Provided information:
* Start *
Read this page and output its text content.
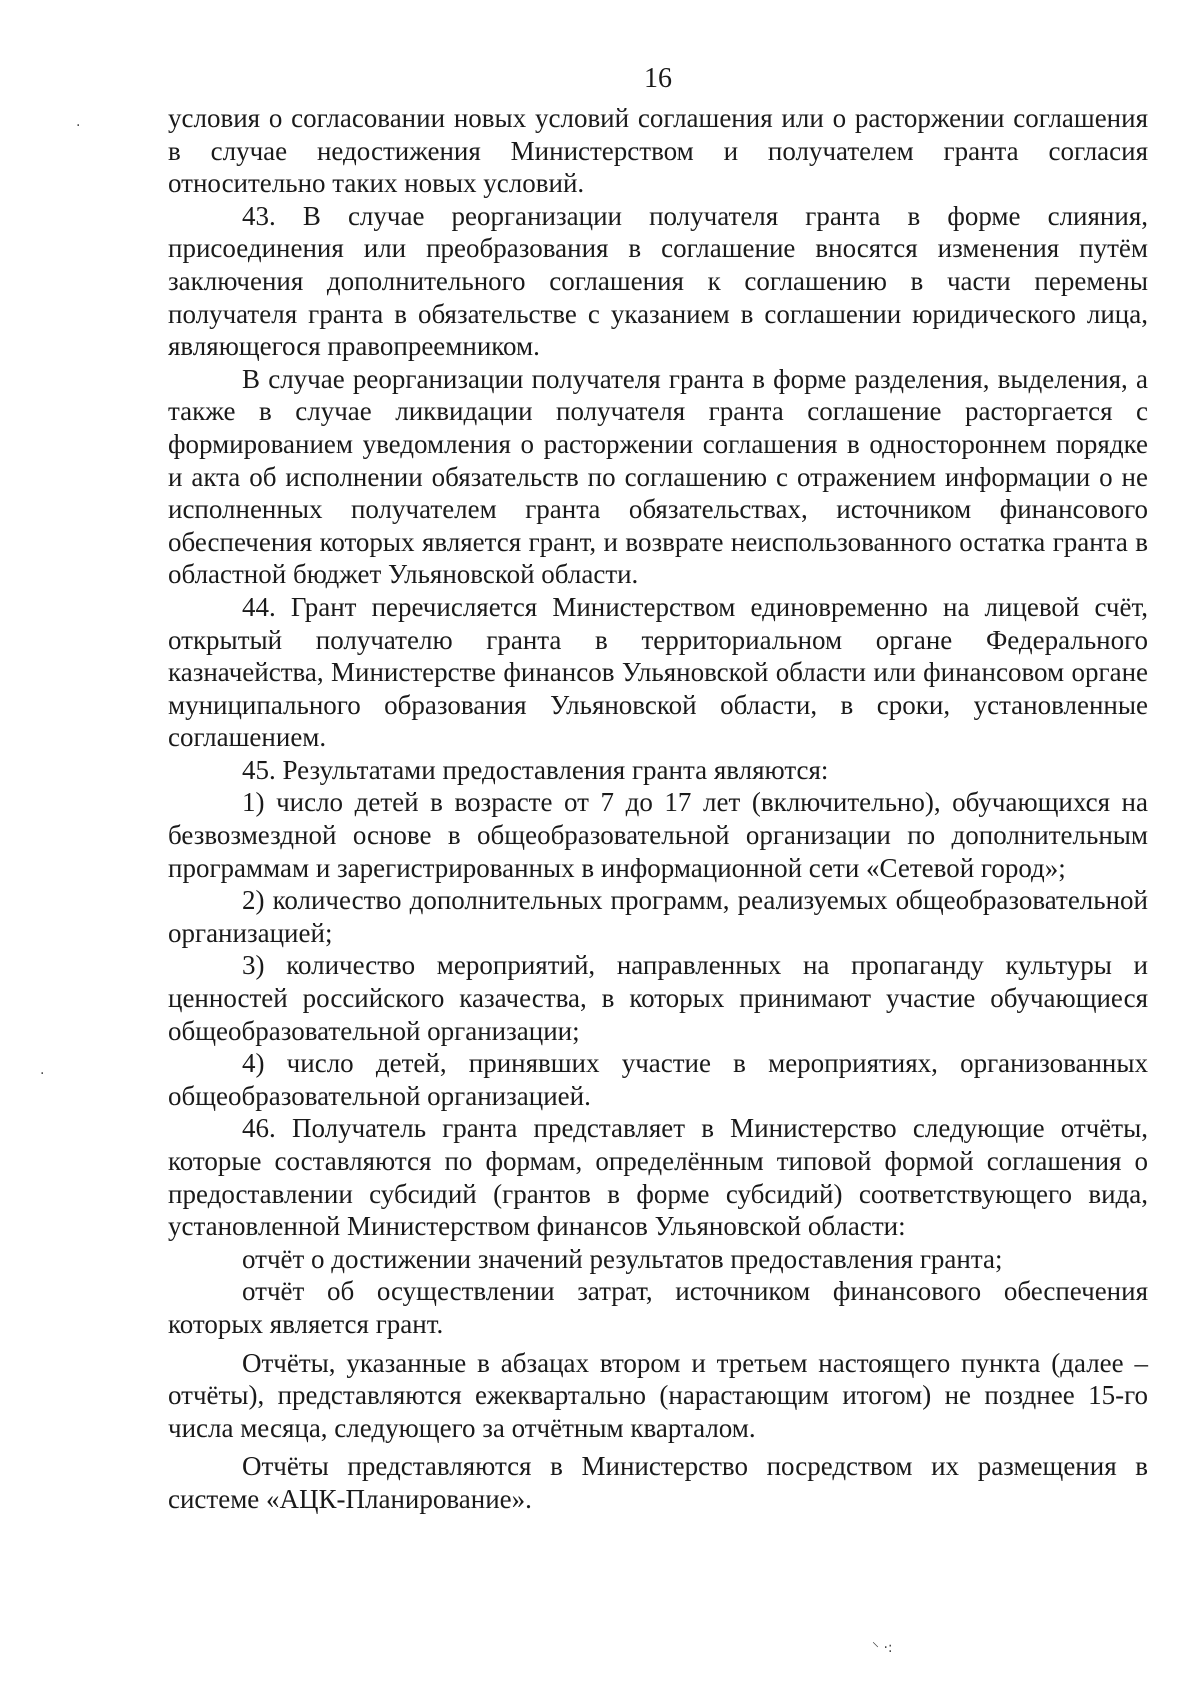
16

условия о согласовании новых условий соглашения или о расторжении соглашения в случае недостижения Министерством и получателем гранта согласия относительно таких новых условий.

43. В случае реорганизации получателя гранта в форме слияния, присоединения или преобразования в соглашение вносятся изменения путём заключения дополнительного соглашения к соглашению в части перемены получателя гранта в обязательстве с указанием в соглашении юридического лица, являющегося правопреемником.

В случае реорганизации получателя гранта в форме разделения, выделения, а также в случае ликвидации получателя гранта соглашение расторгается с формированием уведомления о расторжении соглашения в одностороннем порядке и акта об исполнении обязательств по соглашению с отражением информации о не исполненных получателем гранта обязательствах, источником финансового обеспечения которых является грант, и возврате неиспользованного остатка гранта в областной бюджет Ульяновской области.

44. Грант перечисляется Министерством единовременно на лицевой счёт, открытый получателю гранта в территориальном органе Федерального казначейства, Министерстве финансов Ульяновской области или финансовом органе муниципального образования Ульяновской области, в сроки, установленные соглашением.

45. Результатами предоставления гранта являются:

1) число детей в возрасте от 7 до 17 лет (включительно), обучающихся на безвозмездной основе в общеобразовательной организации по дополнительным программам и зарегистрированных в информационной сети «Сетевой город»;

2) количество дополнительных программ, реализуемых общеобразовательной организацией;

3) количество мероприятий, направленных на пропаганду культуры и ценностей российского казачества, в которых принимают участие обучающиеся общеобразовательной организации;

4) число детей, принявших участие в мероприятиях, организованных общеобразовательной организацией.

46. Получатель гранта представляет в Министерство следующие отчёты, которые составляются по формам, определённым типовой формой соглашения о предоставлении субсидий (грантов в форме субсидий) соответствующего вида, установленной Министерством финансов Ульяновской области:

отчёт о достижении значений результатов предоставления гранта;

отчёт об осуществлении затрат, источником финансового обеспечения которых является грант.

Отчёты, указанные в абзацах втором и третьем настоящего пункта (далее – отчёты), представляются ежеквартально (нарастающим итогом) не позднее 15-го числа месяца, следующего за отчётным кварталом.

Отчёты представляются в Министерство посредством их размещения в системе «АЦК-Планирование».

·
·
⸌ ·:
* End *
Objective: Quote every line word for word and keep the images out of the copy.

Full solution:
Read this page and output its text content.
16

условия о согласовании новых условий соглашения или о расторжении соглашения в случае недостижения Министерством и получателем гранта согласия относительно таких новых условий.

43. В случае реорганизации получателя гранта в форме слияния, присоединения или преобразования в соглашение вносятся изменения путём заключения дополнительного соглашения к соглашению в части перемены получателя гранта в обязательстве с указанием в соглашении юридического лица, являющегося правопреемником.

В случае реорганизации получателя гранта в форме разделения, выделения, а также в случае ликвидации получателя гранта соглашение расторгается с формированием уведомления о расторжении соглашения в одностороннем порядке и акта об исполнении обязательств по соглашению с отражением информации о не исполненных получателем гранта обязательствах, источником финансового обеспечения которых является грант, и возврате неиспользованного остатка гранта в областной бюджет Ульяновской области.

44. Грант перечисляется Министерством единовременно на лицевой счёт, открытый получателю гранта в территориальном органе Федерального казначейства, Министерстве финансов Ульяновской области или финансовом органе муниципального образования Ульяновской области, в сроки, установленные соглашением.

45. Результатами предоставления гранта являются:

1) число детей в возрасте от 7 до 17 лет (включительно), обучающихся на безвозмездной основе в общеобразовательной организации по дополнительным программам и зарегистрированных в информационной сети «Сетевой город»;

2) количество дополнительных программ, реализуемых общеобразовательной организацией;

3) количество мероприятий, направленных на пропаганду культуры и ценностей российского казачества, в которых принимают участие обучающиеся общеобразовательной организации;

4) число детей, принявших участие в мероприятиях, организованных общеобразовательной организацией.

46. Получатель гранта представляет в Министерство следующие отчёты, которые составляются по формам, определённым типовой формой соглашения о предоставлении субсидий (грантов в форме субсидий) соответствующего вида, установленной Министерством финансов Ульяновской области:

отчёт о достижении значений результатов предоставления гранта;

отчёт об осуществлении затрат, источником финансового обеспечения которых является грант.

Отчёты, указанные в абзацах втором и третьем настоящего пункта (далее – отчёты), представляются ежеквартально (нарастающим итогом) не позднее 15-го числа месяца, следующего за отчётным кварталом.

Отчёты представляются в Министерство посредством их размещения в системе «АЦК-Планирование».

·
·
⸌ ·:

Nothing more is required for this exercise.